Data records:
## begin
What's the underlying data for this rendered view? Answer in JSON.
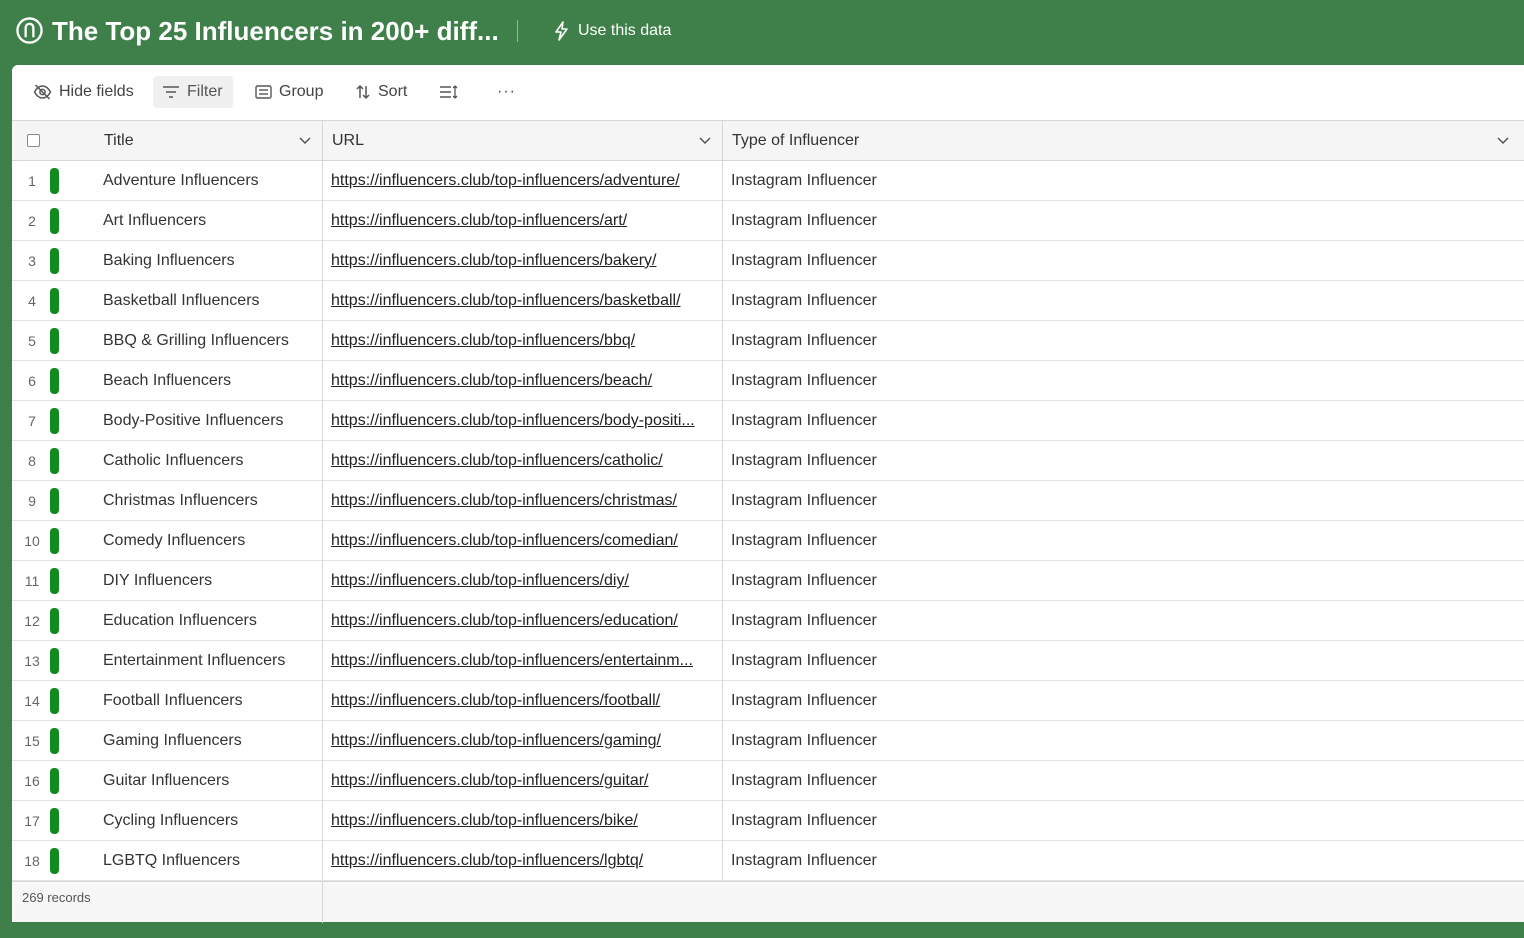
{
  "app": {
    "title": "The Top 25 Influencers in 200+ diff...",
    "use_data_label": "Use this data"
  },
  "colors": {
    "brand": "#3f7f4a",
    "row_bar": "#118a1e"
  },
  "toolbar": {
    "hide_fields": "Hide fields",
    "filter": "Filter",
    "group": "Group",
    "sort": "Sort",
    "row_height_icon": "row-height-icon",
    "more": "···"
  },
  "columns": {
    "title": "Title",
    "url": "URL",
    "type": "Type of Influencer"
  },
  "rows": [
    {
      "n": "1",
      "title": "Adventure Influencers",
      "url": "https://influencers.club/top-influencers/adventure/",
      "type": "Instagram Influencer"
    },
    {
      "n": "2",
      "title": "Art Influencers",
      "url": "https://influencers.club/top-influencers/art/",
      "type": "Instagram Influencer"
    },
    {
      "n": "3",
      "title": "Baking Influencers",
      "url": "https://influencers.club/top-influencers/bakery/",
      "type": "Instagram Influencer"
    },
    {
      "n": "4",
      "title": "Basketball Influencers",
      "url": "https://influencers.club/top-influencers/basketball/",
      "type": "Instagram Influencer"
    },
    {
      "n": "5",
      "title": "BBQ & Grilling Influencers",
      "url": "https://influencers.club/top-influencers/bbq/",
      "type": "Instagram Influencer"
    },
    {
      "n": "6",
      "title": "Beach Influencers",
      "url": "https://influencers.club/top-influencers/beach/",
      "type": "Instagram Influencer"
    },
    {
      "n": "7",
      "title": "Body-Positive Influencers",
      "url": "https://influencers.club/top-influencers/body-positi...",
      "type": "Instagram Influencer"
    },
    {
      "n": "8",
      "title": "Catholic Influencers",
      "url": "https://influencers.club/top-influencers/catholic/",
      "type": "Instagram Influencer"
    },
    {
      "n": "9",
      "title": "Christmas Influencers",
      "url": "https://influencers.club/top-influencers/christmas/",
      "type": "Instagram Influencer"
    },
    {
      "n": "10",
      "title": "Comedy Influencers",
      "url": "https://influencers.club/top-influencers/comedian/",
      "type": "Instagram Influencer"
    },
    {
      "n": "11",
      "title": "DIY Influencers",
      "url": "https://influencers.club/top-influencers/diy/",
      "type": "Instagram Influencer"
    },
    {
      "n": "12",
      "title": "Education Influencers",
      "url": "https://influencers.club/top-influencers/education/",
      "type": "Instagram Influencer"
    },
    {
      "n": "13",
      "title": "Entertainment Influencers",
      "url": "https://influencers.club/top-influencers/entertainm...",
      "type": "Instagram Influencer"
    },
    {
      "n": "14",
      "title": "Football Influencers",
      "url": "https://influencers.club/top-influencers/football/",
      "type": "Instagram Influencer"
    },
    {
      "n": "15",
      "title": "Gaming Influencers",
      "url": "https://influencers.club/top-influencers/gaming/",
      "type": "Instagram Influencer"
    },
    {
      "n": "16",
      "title": "Guitar Influencers",
      "url": "https://influencers.club/top-influencers/guitar/",
      "type": "Instagram Influencer"
    },
    {
      "n": "17",
      "title": "Cycling Influencers",
      "url": "https://influencers.club/top-influencers/bike/",
      "type": "Instagram Influencer"
    },
    {
      "n": "18",
      "title": "LGBTQ Influencers",
      "url": "https://influencers.club/top-influencers/lgbtq/",
      "type": "Instagram Influencer"
    }
  ],
  "footer": {
    "record_count": "269 records"
  }
}
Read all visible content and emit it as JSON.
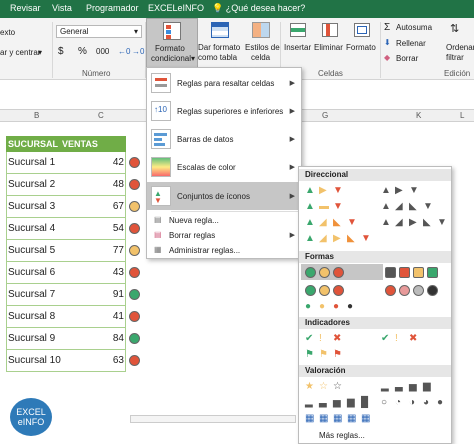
{
  "tabs": [
    "Revisar",
    "Vista",
    "Programador",
    "EXCELeINFO",
    "¿Qué desea hacer?"
  ],
  "ribbon": {
    "left_text": "exto",
    "align_label": "ar y centrar",
    "number_format": "General",
    "currency": "$",
    "percent": "%",
    "thousands": "000",
    "group_number": "Número",
    "group_cells": "Celdas",
    "group_edit": "Edición",
    "cond_format": "Formato condicional",
    "cond_format_l1": "Formato",
    "cond_format_l2": "condicional",
    "table_format_l1": "Dar formato",
    "table_format_l2": "como tabla",
    "cell_styles_l1": "Estilos de",
    "cell_styles_l2": "celda",
    "insert": "Insertar",
    "delete": "Eliminar",
    "format": "Formato",
    "autosum": "Autosuma",
    "fill": "Rellenar",
    "clear": "Borrar",
    "sort_l1": "Ordenar",
    "sort_l2": "filtrar"
  },
  "columns": {
    "b": "B",
    "c": "C",
    "g": "G",
    "k": "K",
    "l": "L"
  },
  "table": {
    "header_name": "SUCURSAL",
    "header_sales": "VENTAS",
    "rows": [
      {
        "name": "Sucursal 1",
        "value": "42",
        "color": "#e0543a"
      },
      {
        "name": "Sucursal 2",
        "value": "48",
        "color": "#e0543a"
      },
      {
        "name": "Sucursal 3",
        "value": "67",
        "color": "#f2c26b"
      },
      {
        "name": "Sucursal 4",
        "value": "54",
        "color": "#e0543a"
      },
      {
        "name": "Sucursal 5",
        "value": "77",
        "color": "#f2c26b"
      },
      {
        "name": "Sucursal 6",
        "value": "43",
        "color": "#e0543a"
      },
      {
        "name": "Sucursal 7",
        "value": "91",
        "color": "#3aa76d"
      },
      {
        "name": "Sucursal 8",
        "value": "41",
        "color": "#e0543a"
      },
      {
        "name": "Sucursal 9",
        "value": "84",
        "color": "#3aa76d"
      },
      {
        "name": "Sucursal 10",
        "value": "63",
        "color": "#e0543a"
      }
    ]
  },
  "menu": {
    "items": [
      {
        "label": "Reglas para resaltar celdas"
      },
      {
        "label": "Reglas superiores e inferiores"
      },
      {
        "label": "Barras de datos"
      },
      {
        "label": "Escalas de color"
      },
      {
        "label": "Conjuntos de íconos"
      }
    ],
    "small": [
      "Nueva regla...",
      "Borrar reglas",
      "Administrar reglas..."
    ]
  },
  "submenu": {
    "sections": [
      "Direccional",
      "Formas",
      "Indicadores",
      "Valoración"
    ],
    "more_rules": "Más reglas..."
  },
  "logo": {
    "l1": "EXCEL",
    "l2": "eINFO"
  },
  "colors": {
    "excel_green": "#217346",
    "header_green": "#70ad47",
    "selected": "#c6c6c6"
  }
}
## end
• Exercise brief: Find each line holding "value". Copy it out.

• Answer for the task:
        "value": "42",
        "value": "48",
        "value": "67",
        "value": "54",
        "value": "77",
        "value": "43",
        "value": "91",
        "value": "41",
        "value": "84",
        "value": "63",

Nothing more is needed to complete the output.